--- THE EXERCISE ---
Give only the count of lines containing "object".
:: INPUT ::
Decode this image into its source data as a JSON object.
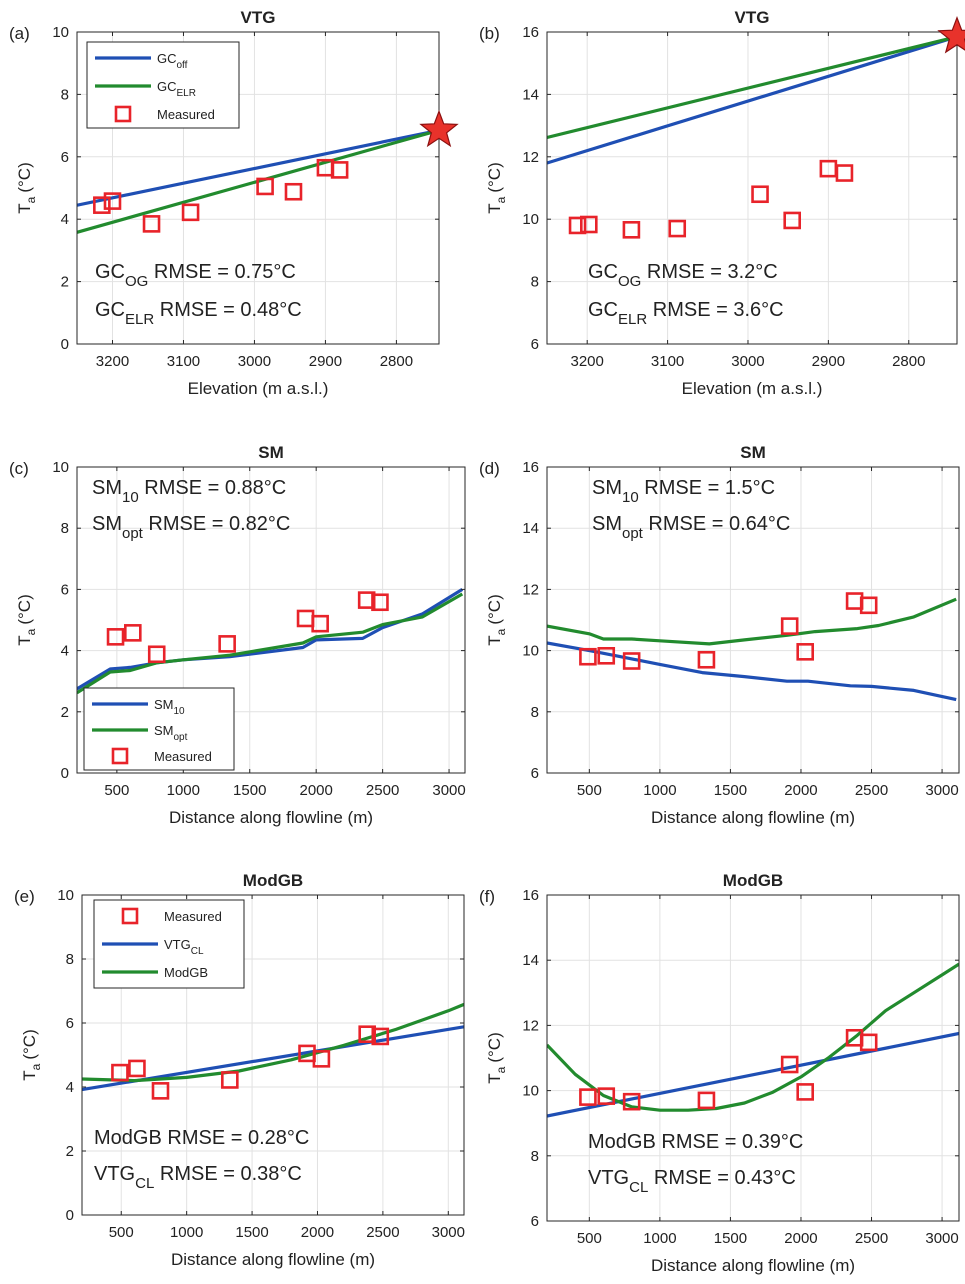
:::
:: INPUT ::
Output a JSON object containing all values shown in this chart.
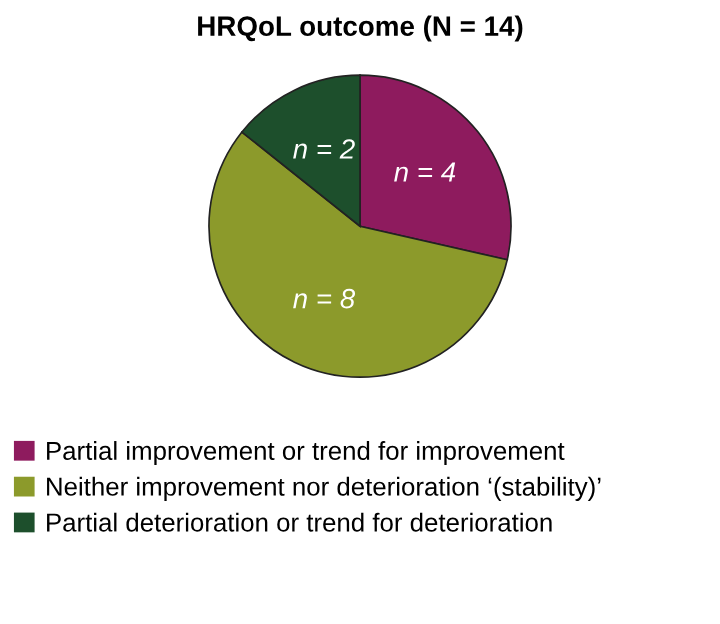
:::
:: INPUT ::
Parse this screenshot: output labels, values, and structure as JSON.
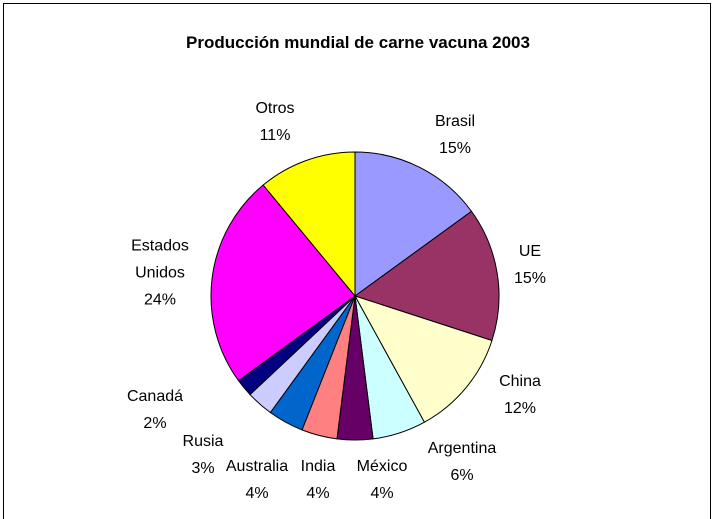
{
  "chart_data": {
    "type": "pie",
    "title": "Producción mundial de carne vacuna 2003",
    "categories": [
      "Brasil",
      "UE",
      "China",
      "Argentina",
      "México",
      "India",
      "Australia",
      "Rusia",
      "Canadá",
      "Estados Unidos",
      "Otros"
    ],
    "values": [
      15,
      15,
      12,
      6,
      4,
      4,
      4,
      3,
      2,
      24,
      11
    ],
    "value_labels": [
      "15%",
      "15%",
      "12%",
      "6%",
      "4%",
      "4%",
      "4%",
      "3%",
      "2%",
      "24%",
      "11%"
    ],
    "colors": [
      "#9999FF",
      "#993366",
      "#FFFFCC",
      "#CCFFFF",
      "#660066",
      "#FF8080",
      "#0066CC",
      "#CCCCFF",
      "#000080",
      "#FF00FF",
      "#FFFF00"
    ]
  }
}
:::
--- THE ANSWER ---
2